## Requirement
Restate the entire listing word for word.

## Extracted data
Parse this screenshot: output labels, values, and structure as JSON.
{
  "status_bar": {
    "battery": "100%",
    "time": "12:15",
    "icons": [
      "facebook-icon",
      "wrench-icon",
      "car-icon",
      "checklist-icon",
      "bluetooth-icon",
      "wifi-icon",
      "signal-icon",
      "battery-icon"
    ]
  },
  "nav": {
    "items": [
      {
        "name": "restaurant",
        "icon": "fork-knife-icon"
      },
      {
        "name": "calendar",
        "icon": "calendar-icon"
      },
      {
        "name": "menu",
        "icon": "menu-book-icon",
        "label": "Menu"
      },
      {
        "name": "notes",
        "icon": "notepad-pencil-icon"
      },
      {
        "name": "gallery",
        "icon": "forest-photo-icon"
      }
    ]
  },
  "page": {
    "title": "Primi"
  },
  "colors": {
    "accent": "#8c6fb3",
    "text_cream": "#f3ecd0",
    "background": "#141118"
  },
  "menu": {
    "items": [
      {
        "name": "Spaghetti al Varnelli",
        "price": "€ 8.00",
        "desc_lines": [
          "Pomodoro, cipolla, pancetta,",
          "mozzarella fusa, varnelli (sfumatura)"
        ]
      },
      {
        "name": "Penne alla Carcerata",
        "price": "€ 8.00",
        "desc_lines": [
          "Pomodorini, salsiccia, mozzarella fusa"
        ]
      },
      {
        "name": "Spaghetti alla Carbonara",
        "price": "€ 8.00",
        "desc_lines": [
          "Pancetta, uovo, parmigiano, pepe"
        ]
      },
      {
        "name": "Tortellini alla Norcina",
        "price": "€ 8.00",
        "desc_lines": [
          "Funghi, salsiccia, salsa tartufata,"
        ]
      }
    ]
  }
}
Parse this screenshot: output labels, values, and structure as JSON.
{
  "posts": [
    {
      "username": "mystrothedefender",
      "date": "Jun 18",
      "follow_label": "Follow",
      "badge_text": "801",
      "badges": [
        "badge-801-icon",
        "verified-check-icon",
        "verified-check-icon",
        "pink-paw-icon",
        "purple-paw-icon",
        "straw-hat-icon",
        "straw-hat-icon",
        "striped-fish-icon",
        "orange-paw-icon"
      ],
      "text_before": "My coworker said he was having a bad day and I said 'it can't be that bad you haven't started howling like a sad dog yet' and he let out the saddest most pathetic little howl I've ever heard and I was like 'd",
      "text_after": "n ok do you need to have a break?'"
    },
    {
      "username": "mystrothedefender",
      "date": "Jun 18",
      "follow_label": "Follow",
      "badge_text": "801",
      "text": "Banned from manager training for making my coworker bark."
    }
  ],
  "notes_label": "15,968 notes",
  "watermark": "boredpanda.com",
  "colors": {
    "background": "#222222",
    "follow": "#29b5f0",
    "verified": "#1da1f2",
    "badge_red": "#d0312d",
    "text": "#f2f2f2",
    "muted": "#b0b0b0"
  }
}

## Correct output
Parse this screenshot: output labels, values, and structure as JSON.
{
  "status_bar": {
    "battery": "100%",
    "time": "12:15",
    "icons": [
      "facebook-icon",
      "wrench-icon",
      "car-icon",
      "checklist-icon",
      "bluetooth-icon",
      "wifi-icon",
      "signal-icon",
      "battery-icon"
    ]
  },
  "nav": {
    "items": [
      {
        "name": "restaurant",
        "icon": "fork-knife-icon"
      },
      {
        "name": "calendar",
        "icon": "calendar-icon"
      },
      {
        "name": "menu",
        "icon": "menu-book-icon",
        "label": "Menu"
      },
      {
        "name": "notes",
        "icon": "notepad-pencil-icon"
      },
      {
        "name": "gallery",
        "icon": "forest-photo-icon"
      }
    ]
  },
  "page": {
    "title": "Primi"
  },
  "colors": {
    "accent": "#8c6fb3",
    "text_cream": "#f3ecd0",
    "background": "#141118"
  },
  "menu": {
    "items": [
      {
        "name": "Spaghetti al Varnelli",
        "price": "€ 8.00",
        "desc_lines": [
          "Pomodoro, cipolla, pancetta,",
          "mozzarella fusa, varnelli (sfumatura)"
        ]
      },
      {
        "name": "Penne alla Carcerata",
        "price": "€ 8.00",
        "desc_lines": [
          "Pomodorini, salsiccia, mozzarella fusa"
        ]
      },
      {
        "name": "Spaghetti alla Carbonara",
        "price": "€ 8.00",
        "desc_lines": [
          "Pancetta, uovo, parmigiano, pepe"
        ]
      },
      {
        "name": "Tortellini alla Norcina",
        "price": "€ 8.00",
        "desc_lines": [
          "Funghi, salsiccia, salsa tartufata,"
        ]
      }
    ]
  }
}
Parse this screenshot: output labels, values, and structure as JSON.
{
  "posts": [
    {
      "username": "mystrothedefender",
      "date": "Jun 18",
      "follow_label": "Follow",
      "badge_text": "801",
      "badges": [
        "badge-801-icon",
        "verified-check-icon",
        "verified-check-icon",
        "pink-paw-icon",
        "purple-paw-icon",
        "straw-hat-icon",
        "straw-hat-icon",
        "striped-fish-icon",
        "orange-paw-icon"
      ],
      "text_before": "My coworker said he was having a bad day and I said 'it can't be that bad you haven't started howling like a sad dog yet' and he let out the saddest most pathetic little howl I've ever heard and I was like 'd",
      "text_after": "n ok do you need to have a break?'"
    },
    {
      "username": "mystrothedefender",
      "date": "Jun 18",
      "follow_label": "Follow",
      "badge_text": "801",
      "text": "Banned from manager training for making my coworker bark."
    }
  ],
  "notes_label": "15,968 notes",
  "watermark": "boredpanda.com",
  "colors": {
    "background": "#222222",
    "follow": "#29b5f0",
    "verified": "#1da1f2",
    "badge_red": "#d0312d",
    "text": "#f2f2f2",
    "muted": "#b0b0b0"
  }
}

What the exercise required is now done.